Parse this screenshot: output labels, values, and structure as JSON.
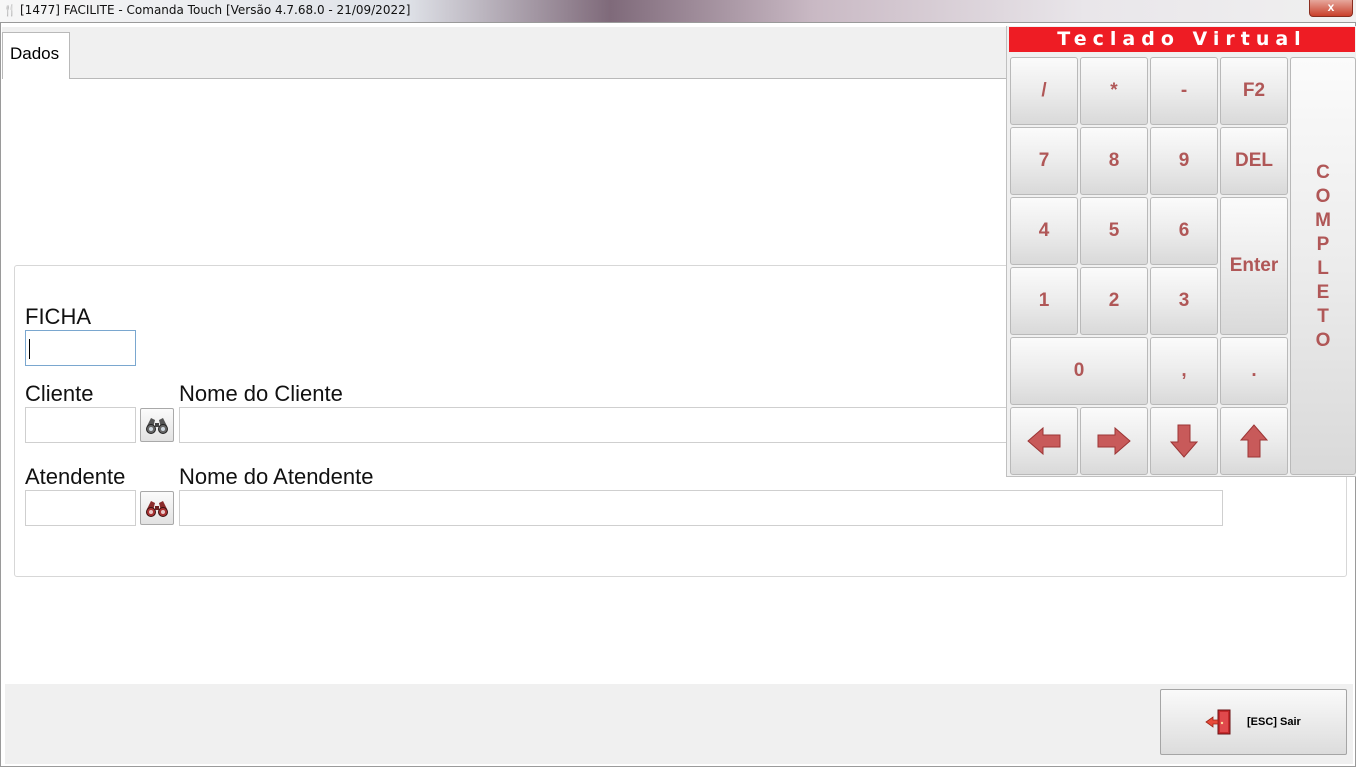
{
  "window": {
    "title": "[1477] FACILITE - Comanda Touch [Versão 4.7.68.0 - 21/09/2022]",
    "close_label": "x"
  },
  "tabs": [
    {
      "label": "Dados",
      "selected": true
    }
  ],
  "form": {
    "ficha_label": "FICHA",
    "ficha_value": "",
    "cliente_label": "Cliente",
    "cliente_value": "",
    "nome_cliente_label": "Nome do Cliente",
    "nome_cliente_value": "",
    "atendente_label": "Atendente",
    "atendente_value": "",
    "nome_atendente_label": "Nome do Atendente",
    "nome_atendente_value": ""
  },
  "keyboard": {
    "title": "Teclado Virtual",
    "keys": {
      "slash": "/",
      "asterisk": "*",
      "minus": "-",
      "f2": "F2",
      "k7": "7",
      "k8": "8",
      "k9": "9",
      "del": "DEL",
      "k4": "4",
      "k5": "5",
      "k6": "6",
      "enter": "Enter",
      "k1": "1",
      "k2": "2",
      "k3": "3",
      "k0": "0",
      "comma": ",",
      "dot": "."
    },
    "completo": [
      "C",
      "O",
      "M",
      "P",
      "L",
      "E",
      "T",
      "O"
    ]
  },
  "footer": {
    "exit_label": "[ESC] Sair"
  },
  "colors": {
    "accent_red": "#ee1c24",
    "key_text": "#b05757"
  }
}
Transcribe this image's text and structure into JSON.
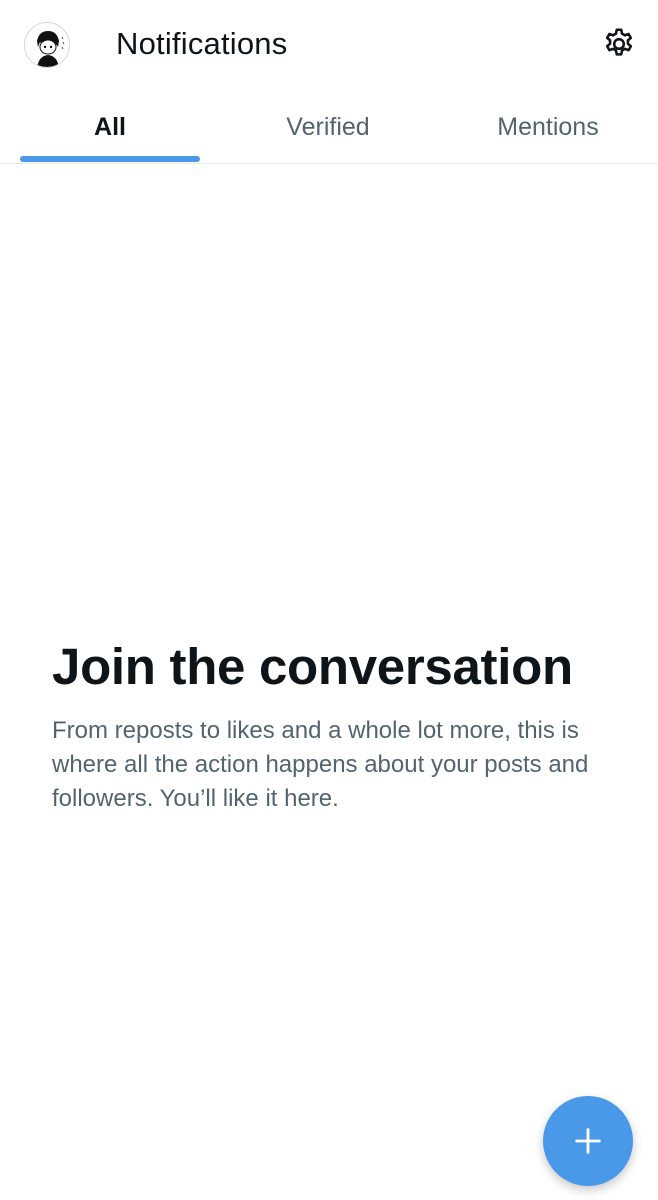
{
  "header": {
    "title": "Notifications",
    "avatar_icon": "profile-avatar",
    "settings_icon": "gear-icon"
  },
  "tabs": [
    {
      "label": "All",
      "active": true
    },
    {
      "label": "Verified",
      "active": false
    },
    {
      "label": "Mentions",
      "active": false
    }
  ],
  "empty_state": {
    "title": "Join the conversation",
    "body": "From reposts to likes and a whole lot more, this is where all the action happens about your posts and followers. You’ll like it here."
  },
  "fab": {
    "icon": "plus-icon"
  },
  "colors": {
    "accent": "#4a99e9",
    "text_primary": "#0f1419",
    "text_secondary": "#536471",
    "divider": "#e6ecf0"
  }
}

■ GIVEN TASK ■
Reproduce all entries exactly. Pictures do not belong in the copy.

■ OUTPUT FOR THIS EXERCISE ■
Parse this screenshot: output labels, values, and structure as JSON.
{
  "window": {
    "title": "[1477] FACILITE - Comanda Touch [Versão 4.7.68.0 - 21/09/2022]",
    "close_label": "x"
  },
  "tabs": [
    {
      "label": "Dados",
      "selected": true
    }
  ],
  "form": {
    "ficha_label": "FICHA",
    "ficha_value": "",
    "cliente_label": "Cliente",
    "cliente_value": "",
    "nome_cliente_label": "Nome do Cliente",
    "nome_cliente_value": "",
    "atendente_label": "Atendente",
    "atendente_value": "",
    "nome_atendente_label": "Nome do Atendente",
    "nome_atendente_value": ""
  },
  "keyboard": {
    "title": "Teclado Virtual",
    "keys": {
      "slash": "/",
      "asterisk": "*",
      "minus": "-",
      "f2": "F2",
      "k7": "7",
      "k8": "8",
      "k9": "9",
      "del": "DEL",
      "k4": "4",
      "k5": "5",
      "k6": "6",
      "enter": "Enter",
      "k1": "1",
      "k2": "2",
      "k3": "3",
      "k0": "0",
      "comma": ",",
      "dot": "."
    },
    "completo": [
      "C",
      "O",
      "M",
      "P",
      "L",
      "E",
      "T",
      "O"
    ]
  },
  "footer": {
    "exit_label": "[ESC] Sair"
  },
  "colors": {
    "accent_red": "#ee1c24",
    "key_text": "#b05757"
  }
}
Transcribe this image's text and structure into JSON.
{
  "header": {
    "title": "Notifications",
    "avatar_icon": "profile-avatar",
    "settings_icon": "gear-icon"
  },
  "tabs": [
    {
      "label": "All",
      "active": true
    },
    {
      "label": "Verified",
      "active": false
    },
    {
      "label": "Mentions",
      "active": false
    }
  ],
  "empty_state": {
    "title": "Join the conversation",
    "body": "From reposts to likes and a whole lot more, this is where all the action happens about your posts and followers. You’ll like it here."
  },
  "fab": {
    "icon": "plus-icon"
  },
  "colors": {
    "accent": "#4a99e9",
    "text_primary": "#0f1419",
    "text_secondary": "#536471",
    "divider": "#e6ecf0"
  }
}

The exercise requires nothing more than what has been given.